Stored data
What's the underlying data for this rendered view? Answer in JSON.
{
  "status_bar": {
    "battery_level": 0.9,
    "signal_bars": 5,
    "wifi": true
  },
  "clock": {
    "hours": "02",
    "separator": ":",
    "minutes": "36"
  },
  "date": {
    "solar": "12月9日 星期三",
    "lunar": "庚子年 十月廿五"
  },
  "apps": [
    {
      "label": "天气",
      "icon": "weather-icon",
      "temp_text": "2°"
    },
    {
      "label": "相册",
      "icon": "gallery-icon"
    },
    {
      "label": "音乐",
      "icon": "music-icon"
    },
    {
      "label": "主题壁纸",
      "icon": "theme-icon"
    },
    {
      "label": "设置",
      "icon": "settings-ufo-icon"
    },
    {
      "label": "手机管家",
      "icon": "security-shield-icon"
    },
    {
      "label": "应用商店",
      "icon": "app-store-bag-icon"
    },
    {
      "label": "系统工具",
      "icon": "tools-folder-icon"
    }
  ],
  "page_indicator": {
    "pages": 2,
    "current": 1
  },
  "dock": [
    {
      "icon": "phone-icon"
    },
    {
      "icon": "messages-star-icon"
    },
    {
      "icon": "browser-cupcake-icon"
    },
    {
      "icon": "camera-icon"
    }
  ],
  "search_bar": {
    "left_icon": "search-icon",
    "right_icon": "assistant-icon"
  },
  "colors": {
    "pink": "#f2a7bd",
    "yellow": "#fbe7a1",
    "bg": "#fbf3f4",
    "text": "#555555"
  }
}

▶ _CHALLENGE_
Print the material once more, exactly.

▶ _TASK SOLUTION_
What's the underlying data for this rendered view? Answer in JSON.
{
  "status_bar": {
    "battery_level": 0.9,
    "signal_bars": 5,
    "wifi": true
  },
  "clock": {
    "hours": "02",
    "separator": ":",
    "minutes": "36"
  },
  "date": {
    "solar": "12月9日 星期三",
    "lunar": "庚子年 十月廿五"
  },
  "apps": [
    {
      "label": "天气",
      "icon": "weather-icon",
      "temp_text": "2°"
    },
    {
      "label": "相册",
      "icon": "gallery-icon"
    },
    {
      "label": "音乐",
      "icon": "music-icon"
    },
    {
      "label": "主题壁纸",
      "icon": "theme-icon"
    },
    {
      "label": "设置",
      "icon": "settings-ufo-icon"
    },
    {
      "label": "手机管家",
      "icon": "security-shield-icon"
    },
    {
      "label": "应用商店",
      "icon": "app-store-bag-icon"
    },
    {
      "label": "系统工具",
      "icon": "tools-folder-icon"
    }
  ],
  "page_indicator": {
    "pages": 2,
    "current": 1
  },
  "dock": [
    {
      "icon": "phone-icon"
    },
    {
      "icon": "messages-star-icon"
    },
    {
      "icon": "browser-cupcake-icon"
    },
    {
      "icon": "camera-icon"
    }
  ],
  "search_bar": {
    "left_icon": "search-icon",
    "right_icon": "assistant-icon"
  },
  "colors": {
    "pink": "#f2a7bd",
    "yellow": "#fbe7a1",
    "bg": "#fbf3f4",
    "text": "#555555"
  }
}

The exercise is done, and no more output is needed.